(Records from a data collection)
......

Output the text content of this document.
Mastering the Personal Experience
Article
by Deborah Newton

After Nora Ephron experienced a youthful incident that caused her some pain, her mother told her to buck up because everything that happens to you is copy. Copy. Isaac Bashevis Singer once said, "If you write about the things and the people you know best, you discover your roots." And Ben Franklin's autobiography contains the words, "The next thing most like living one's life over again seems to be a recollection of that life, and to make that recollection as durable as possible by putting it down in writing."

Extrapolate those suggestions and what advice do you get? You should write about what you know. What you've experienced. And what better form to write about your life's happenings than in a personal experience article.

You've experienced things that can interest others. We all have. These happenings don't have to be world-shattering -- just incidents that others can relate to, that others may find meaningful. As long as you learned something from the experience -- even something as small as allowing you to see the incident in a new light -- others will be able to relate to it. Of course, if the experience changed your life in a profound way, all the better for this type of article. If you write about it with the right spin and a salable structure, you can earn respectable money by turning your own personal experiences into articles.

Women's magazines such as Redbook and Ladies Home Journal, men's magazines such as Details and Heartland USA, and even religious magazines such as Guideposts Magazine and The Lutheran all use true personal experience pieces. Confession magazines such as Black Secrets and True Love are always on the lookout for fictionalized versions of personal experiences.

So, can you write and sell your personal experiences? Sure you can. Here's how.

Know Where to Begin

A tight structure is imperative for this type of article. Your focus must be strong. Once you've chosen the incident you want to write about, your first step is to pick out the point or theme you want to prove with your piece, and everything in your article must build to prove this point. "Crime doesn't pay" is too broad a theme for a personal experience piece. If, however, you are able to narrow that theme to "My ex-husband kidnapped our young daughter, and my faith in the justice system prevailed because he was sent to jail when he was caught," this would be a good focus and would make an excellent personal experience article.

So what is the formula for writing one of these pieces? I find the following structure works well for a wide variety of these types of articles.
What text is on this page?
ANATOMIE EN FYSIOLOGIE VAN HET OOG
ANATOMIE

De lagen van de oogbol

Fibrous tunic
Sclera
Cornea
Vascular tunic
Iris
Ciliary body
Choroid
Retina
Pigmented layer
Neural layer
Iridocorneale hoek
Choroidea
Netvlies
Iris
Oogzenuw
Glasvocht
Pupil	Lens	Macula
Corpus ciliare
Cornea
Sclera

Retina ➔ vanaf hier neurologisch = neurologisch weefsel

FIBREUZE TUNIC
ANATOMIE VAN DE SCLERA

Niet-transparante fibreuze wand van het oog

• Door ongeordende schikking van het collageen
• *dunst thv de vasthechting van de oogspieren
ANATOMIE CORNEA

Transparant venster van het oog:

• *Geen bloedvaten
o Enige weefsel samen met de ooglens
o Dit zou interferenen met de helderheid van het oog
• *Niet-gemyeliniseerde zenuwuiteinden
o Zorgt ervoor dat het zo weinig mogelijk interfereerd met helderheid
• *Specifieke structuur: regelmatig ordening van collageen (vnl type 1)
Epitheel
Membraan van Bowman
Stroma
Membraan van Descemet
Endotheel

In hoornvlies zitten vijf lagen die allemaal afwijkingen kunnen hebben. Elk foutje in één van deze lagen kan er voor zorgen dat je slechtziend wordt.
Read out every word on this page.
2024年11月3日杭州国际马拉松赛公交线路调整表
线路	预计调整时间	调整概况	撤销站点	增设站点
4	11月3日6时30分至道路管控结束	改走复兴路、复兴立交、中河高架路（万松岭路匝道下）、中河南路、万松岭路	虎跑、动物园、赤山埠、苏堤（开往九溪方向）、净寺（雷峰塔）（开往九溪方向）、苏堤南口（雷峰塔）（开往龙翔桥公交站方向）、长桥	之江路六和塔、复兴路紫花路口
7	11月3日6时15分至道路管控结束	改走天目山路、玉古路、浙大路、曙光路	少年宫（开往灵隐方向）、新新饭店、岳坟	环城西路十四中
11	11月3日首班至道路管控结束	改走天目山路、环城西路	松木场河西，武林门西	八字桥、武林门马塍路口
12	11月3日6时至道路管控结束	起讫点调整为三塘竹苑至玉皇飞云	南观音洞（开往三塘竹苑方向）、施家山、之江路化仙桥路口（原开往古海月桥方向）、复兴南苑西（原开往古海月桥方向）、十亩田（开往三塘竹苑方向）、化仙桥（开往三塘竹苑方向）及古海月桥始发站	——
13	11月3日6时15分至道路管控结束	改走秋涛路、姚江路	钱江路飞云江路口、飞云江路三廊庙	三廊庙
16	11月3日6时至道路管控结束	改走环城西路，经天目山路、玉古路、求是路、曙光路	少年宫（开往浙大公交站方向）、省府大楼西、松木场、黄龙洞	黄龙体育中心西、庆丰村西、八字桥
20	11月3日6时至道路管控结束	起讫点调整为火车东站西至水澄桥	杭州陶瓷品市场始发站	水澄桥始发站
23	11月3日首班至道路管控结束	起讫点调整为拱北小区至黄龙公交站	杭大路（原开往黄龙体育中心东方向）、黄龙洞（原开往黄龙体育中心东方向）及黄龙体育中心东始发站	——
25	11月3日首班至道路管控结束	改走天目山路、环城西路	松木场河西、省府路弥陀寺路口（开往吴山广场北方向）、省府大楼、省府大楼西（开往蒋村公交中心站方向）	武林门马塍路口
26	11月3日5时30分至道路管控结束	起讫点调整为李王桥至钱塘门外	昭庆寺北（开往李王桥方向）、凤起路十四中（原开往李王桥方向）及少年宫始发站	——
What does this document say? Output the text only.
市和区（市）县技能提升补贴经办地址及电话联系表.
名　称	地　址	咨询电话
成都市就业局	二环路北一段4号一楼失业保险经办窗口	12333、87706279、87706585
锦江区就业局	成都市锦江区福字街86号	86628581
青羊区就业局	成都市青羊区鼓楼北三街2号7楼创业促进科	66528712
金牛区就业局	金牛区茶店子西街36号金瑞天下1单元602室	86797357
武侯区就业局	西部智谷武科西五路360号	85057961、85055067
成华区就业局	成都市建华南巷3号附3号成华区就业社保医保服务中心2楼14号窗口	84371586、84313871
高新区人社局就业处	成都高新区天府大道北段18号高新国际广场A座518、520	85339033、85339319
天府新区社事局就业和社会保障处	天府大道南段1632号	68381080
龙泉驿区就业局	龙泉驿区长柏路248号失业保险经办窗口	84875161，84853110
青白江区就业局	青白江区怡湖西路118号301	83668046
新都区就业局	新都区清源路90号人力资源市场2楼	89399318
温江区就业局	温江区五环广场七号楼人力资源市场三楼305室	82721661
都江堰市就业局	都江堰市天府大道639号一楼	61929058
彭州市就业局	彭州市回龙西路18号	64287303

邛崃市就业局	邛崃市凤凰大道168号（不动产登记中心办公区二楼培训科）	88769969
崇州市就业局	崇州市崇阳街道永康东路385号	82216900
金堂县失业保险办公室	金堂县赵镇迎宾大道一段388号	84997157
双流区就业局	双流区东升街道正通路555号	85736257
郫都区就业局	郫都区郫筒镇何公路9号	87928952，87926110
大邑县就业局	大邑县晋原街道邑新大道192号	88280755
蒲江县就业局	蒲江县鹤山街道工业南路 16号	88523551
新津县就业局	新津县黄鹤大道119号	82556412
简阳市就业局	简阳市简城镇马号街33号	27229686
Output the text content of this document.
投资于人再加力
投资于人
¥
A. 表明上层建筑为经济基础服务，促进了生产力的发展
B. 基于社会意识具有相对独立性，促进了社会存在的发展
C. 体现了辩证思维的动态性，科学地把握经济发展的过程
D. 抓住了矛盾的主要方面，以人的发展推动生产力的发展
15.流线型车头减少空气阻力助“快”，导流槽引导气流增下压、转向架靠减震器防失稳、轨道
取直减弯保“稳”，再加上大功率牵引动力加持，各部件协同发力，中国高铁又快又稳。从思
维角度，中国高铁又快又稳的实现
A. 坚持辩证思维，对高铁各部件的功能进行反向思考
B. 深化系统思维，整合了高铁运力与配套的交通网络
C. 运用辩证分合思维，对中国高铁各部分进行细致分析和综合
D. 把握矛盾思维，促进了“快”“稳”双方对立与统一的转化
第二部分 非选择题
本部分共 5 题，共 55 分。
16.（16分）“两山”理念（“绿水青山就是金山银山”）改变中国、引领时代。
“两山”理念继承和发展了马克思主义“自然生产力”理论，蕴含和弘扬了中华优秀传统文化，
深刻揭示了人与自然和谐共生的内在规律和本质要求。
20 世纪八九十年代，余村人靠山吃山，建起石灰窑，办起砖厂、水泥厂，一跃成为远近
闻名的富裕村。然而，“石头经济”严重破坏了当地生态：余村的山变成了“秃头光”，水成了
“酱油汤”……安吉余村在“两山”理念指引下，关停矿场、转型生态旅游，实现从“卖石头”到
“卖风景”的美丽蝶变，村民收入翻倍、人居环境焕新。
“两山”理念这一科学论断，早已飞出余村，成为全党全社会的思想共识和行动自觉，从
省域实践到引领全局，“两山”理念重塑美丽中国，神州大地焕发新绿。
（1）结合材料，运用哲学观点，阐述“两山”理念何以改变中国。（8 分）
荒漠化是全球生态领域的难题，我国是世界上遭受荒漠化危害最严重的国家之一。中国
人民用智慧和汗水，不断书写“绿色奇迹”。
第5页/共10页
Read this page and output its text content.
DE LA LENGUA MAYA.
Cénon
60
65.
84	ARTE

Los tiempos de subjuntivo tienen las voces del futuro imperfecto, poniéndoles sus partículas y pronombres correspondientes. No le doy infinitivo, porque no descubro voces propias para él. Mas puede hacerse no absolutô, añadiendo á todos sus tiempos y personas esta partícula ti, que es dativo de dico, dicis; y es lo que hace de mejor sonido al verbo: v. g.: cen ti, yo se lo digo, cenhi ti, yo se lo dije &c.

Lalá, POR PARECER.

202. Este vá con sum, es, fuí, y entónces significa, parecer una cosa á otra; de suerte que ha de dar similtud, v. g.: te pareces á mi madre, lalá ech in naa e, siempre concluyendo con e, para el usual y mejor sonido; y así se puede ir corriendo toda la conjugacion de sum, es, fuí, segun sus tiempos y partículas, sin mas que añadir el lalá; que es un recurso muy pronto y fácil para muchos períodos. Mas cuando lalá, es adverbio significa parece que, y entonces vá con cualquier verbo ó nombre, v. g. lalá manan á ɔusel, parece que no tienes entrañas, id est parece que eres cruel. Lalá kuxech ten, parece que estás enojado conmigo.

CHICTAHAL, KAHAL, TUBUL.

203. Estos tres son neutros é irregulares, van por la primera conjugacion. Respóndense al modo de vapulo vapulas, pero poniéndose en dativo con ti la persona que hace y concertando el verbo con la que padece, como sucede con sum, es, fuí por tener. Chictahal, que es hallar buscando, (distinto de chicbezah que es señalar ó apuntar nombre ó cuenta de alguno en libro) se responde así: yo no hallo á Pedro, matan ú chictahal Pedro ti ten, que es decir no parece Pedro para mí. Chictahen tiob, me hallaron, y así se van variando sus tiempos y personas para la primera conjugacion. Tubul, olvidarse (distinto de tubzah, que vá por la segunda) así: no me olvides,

......

*GOAL*: The word "collageen" may turn up on some lines of these records; say how many, with no other words.

*OUTPUT FOR THIS TASK*: 2